- Listed records -
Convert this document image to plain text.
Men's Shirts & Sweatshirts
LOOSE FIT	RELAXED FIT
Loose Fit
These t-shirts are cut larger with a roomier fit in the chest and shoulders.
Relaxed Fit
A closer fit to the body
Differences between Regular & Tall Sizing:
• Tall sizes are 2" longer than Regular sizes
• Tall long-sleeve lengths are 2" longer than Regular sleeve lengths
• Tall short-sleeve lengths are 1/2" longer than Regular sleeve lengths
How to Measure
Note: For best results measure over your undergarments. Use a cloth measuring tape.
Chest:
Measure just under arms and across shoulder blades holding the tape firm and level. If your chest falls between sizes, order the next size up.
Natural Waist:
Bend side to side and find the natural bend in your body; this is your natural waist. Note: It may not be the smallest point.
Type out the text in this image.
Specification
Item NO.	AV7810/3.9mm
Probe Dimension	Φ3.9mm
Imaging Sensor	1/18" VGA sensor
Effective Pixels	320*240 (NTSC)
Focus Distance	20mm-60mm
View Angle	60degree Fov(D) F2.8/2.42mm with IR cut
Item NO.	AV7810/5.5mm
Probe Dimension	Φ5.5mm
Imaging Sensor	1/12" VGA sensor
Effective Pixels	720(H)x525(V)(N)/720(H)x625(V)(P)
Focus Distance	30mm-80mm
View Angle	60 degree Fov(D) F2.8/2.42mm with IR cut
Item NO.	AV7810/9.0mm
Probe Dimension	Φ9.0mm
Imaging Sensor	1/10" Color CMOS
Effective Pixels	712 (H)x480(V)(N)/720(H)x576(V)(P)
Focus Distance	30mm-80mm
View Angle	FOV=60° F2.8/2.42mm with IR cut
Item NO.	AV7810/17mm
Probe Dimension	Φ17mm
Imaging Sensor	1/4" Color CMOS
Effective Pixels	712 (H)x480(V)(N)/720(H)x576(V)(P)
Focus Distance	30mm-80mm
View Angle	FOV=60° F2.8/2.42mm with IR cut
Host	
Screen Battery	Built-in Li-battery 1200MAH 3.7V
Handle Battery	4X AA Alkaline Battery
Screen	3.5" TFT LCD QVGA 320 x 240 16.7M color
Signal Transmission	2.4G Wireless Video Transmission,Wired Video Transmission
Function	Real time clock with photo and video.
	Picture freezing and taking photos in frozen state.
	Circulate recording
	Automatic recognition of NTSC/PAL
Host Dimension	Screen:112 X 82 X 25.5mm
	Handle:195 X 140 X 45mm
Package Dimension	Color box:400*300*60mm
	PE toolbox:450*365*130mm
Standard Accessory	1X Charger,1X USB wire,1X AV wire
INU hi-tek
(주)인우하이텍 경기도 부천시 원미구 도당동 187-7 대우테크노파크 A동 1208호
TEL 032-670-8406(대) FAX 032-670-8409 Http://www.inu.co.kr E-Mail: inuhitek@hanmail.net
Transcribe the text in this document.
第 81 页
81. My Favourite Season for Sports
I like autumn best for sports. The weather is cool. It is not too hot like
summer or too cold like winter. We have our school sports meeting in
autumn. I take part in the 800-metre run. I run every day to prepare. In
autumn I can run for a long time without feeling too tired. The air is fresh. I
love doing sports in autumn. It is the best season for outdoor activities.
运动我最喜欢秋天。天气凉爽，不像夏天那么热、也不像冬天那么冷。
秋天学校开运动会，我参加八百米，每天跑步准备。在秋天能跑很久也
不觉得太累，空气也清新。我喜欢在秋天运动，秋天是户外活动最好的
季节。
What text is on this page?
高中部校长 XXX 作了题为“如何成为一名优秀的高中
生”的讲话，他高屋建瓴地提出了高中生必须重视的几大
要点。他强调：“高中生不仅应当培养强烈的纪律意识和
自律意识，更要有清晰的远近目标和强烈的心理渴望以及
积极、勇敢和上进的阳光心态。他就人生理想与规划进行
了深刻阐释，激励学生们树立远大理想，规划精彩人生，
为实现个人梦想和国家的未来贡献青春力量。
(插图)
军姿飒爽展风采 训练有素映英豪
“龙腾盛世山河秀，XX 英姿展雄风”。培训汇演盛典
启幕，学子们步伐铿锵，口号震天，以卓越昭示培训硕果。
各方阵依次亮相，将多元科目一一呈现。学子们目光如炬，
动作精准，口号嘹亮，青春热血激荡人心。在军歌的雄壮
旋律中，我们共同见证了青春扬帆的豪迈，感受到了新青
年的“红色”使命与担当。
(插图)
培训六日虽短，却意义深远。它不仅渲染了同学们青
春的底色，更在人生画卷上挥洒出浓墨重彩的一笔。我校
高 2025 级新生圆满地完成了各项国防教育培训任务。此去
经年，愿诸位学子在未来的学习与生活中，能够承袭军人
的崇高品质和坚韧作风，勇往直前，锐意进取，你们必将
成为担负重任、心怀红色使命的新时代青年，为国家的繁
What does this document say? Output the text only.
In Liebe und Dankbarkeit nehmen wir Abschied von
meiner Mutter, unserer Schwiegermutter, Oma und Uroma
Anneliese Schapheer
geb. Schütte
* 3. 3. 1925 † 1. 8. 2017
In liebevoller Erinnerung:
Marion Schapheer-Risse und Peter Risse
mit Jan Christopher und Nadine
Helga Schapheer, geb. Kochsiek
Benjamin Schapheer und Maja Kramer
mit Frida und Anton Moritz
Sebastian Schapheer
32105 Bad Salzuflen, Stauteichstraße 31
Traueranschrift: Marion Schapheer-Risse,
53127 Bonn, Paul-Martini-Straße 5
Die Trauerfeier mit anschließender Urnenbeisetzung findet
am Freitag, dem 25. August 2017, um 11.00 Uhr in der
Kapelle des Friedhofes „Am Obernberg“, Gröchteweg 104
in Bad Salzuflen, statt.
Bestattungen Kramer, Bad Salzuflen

- Your instructions -
Restate the whole listing exactly.

- Written reply -
Convert this document image to plain text.
Men's Shirts & Sweatshirts
LOOSE FIT	RELAXED FIT
Loose Fit
These t-shirts are cut larger with a roomier fit in the chest and shoulders.
Relaxed Fit
A closer fit to the body
Differences between Regular & Tall Sizing:
• Tall sizes are 2" longer than Regular sizes
• Tall long-sleeve lengths are 2" longer than Regular sleeve lengths
• Tall short-sleeve lengths are 1/2" longer than Regular sleeve lengths
How to Measure
Note: For best results measure over your undergarments. Use a cloth measuring tape.
Chest:
Measure just under arms and across shoulder blades holding the tape firm and level. If your chest falls between sizes, order the next size up.
Natural Waist:
Bend side to side and find the natural bend in your body; this is your natural waist. Note: It may not be the smallest point.
Type out the text in this image.
Specification
Item NO.	AV7810/3.9mm
Probe Dimension	Φ3.9mm
Imaging Sensor	1/18" VGA sensor
Effective Pixels	320*240 (NTSC)
Focus Distance	20mm-60mm
View Angle	60degree Fov(D) F2.8/2.42mm with IR cut
Item NO.	AV7810/5.5mm
Probe Dimension	Φ5.5mm
Imaging Sensor	1/12" VGA sensor
Effective Pixels	720(H)x525(V)(N)/720(H)x625(V)(P)
Focus Distance	30mm-80mm
View Angle	60 degree Fov(D) F2.8/2.42mm with IR cut
Item NO.	AV7810/9.0mm
Probe Dimension	Φ9.0mm
Imaging Sensor	1/10" Color CMOS
Effective Pixels	712 (H)x480(V)(N)/720(H)x576(V)(P)
Focus Distance	30mm-80mm
View Angle	FOV=60° F2.8/2.42mm with IR cut
Item NO.	AV7810/17mm
Probe Dimension	Φ17mm
Imaging Sensor	1/4" Color CMOS
Effective Pixels	712 (H)x480(V)(N)/720(H)x576(V)(P)
Focus Distance	30mm-80mm
View Angle	FOV=60° F2.8/2.42mm with IR cut
Host	
Screen Battery	Built-in Li-battery 1200MAH 3.7V
Handle Battery	4X AA Alkaline Battery
Screen	3.5" TFT LCD QVGA 320 x 240 16.7M color
Signal Transmission	2.4G Wireless Video Transmission,Wired Video Transmission
Function	Real time clock with photo and video.
	Picture freezing and taking photos in frozen state.
	Circulate recording
	Automatic recognition of NTSC/PAL
Host Dimension	Screen:112 X 82 X 25.5mm
	Handle:195 X 140 X 45mm
Package Dimension	Color box:400*300*60mm
	PE toolbox:450*365*130mm
Standard Accessory	1X Charger,1X USB wire,1X AV wire
INU hi-tek
(주)인우하이텍 경기도 부천시 원미구 도당동 187-7 대우테크노파크 A동 1208호
TEL 032-670-8406(대) FAX 032-670-8409 Http://www.inu.co.kr E-Mail: inuhitek@hanmail.net
Transcribe the text in this document.
第 81 页
81. My Favourite Season for Sports
I like autumn best for sports. The weather is cool. It is not too hot like
summer or too cold like winter. We have our school sports meeting in
autumn. I take part in the 800-metre run. I run every day to prepare. In
autumn I can run for a long time without feeling too tired. The air is fresh. I
love doing sports in autumn. It is the best season for outdoor activities.
运动我最喜欢秋天。天气凉爽，不像夏天那么热、也不像冬天那么冷。
秋天学校开运动会，我参加八百米，每天跑步准备。在秋天能跑很久也
不觉得太累，空气也清新。我喜欢在秋天运动，秋天是户外活动最好的
季节。
What text is on this page?
高中部校长 XXX 作了题为“如何成为一名优秀的高中
生”的讲话，他高屋建瓴地提出了高中生必须重视的几大
要点。他强调：“高中生不仅应当培养强烈的纪律意识和
自律意识，更要有清晰的远近目标和强烈的心理渴望以及
积极、勇敢和上进的阳光心态。他就人生理想与规划进行
了深刻阐释，激励学生们树立远大理想，规划精彩人生，
为实现个人梦想和国家的未来贡献青春力量。
(插图)
军姿飒爽展风采 训练有素映英豪
“龙腾盛世山河秀，XX 英姿展雄风”。培训汇演盛典
启幕，学子们步伐铿锵，口号震天，以卓越昭示培训硕果。
各方阵依次亮相，将多元科目一一呈现。学子们目光如炬，
动作精准，口号嘹亮，青春热血激荡人心。在军歌的雄壮
旋律中，我们共同见证了青春扬帆的豪迈，感受到了新青
年的“红色”使命与担当。
(插图)
培训六日虽短，却意义深远。它不仅渲染了同学们青
春的底色，更在人生画卷上挥洒出浓墨重彩的一笔。我校
高 2025 级新生圆满地完成了各项国防教育培训任务。此去
经年，愿诸位学子在未来的学习与生活中，能够承袭军人
的崇高品质和坚韧作风，勇往直前，锐意进取，你们必将
成为担负重任、心怀红色使命的新时代青年，为国家的繁
What does this document say? Output the text only.
In Liebe und Dankbarkeit nehmen wir Abschied von
meiner Mutter, unserer Schwiegermutter, Oma und Uroma
Anneliese Schapheer
geb. Schütte
* 3. 3. 1925 † 1. 8. 2017
In liebevoller Erinnerung:
Marion Schapheer-Risse und Peter Risse
mit Jan Christopher und Nadine
Helga Schapheer, geb. Kochsiek
Benjamin Schapheer und Maja Kramer
mit Frida und Anton Moritz
Sebastian Schapheer
32105 Bad Salzuflen, Stauteichstraße 31
Traueranschrift: Marion Schapheer-Risse,
53127 Bonn, Paul-Martini-Straße 5
Die Trauerfeier mit anschließender Urnenbeisetzung findet
am Freitag, dem 25. August 2017, um 11.00 Uhr in der
Kapelle des Friedhofes „Am Obernberg“, Gröchteweg 104
in Bad Salzuflen, statt.
Bestattungen Kramer, Bad Salzuflen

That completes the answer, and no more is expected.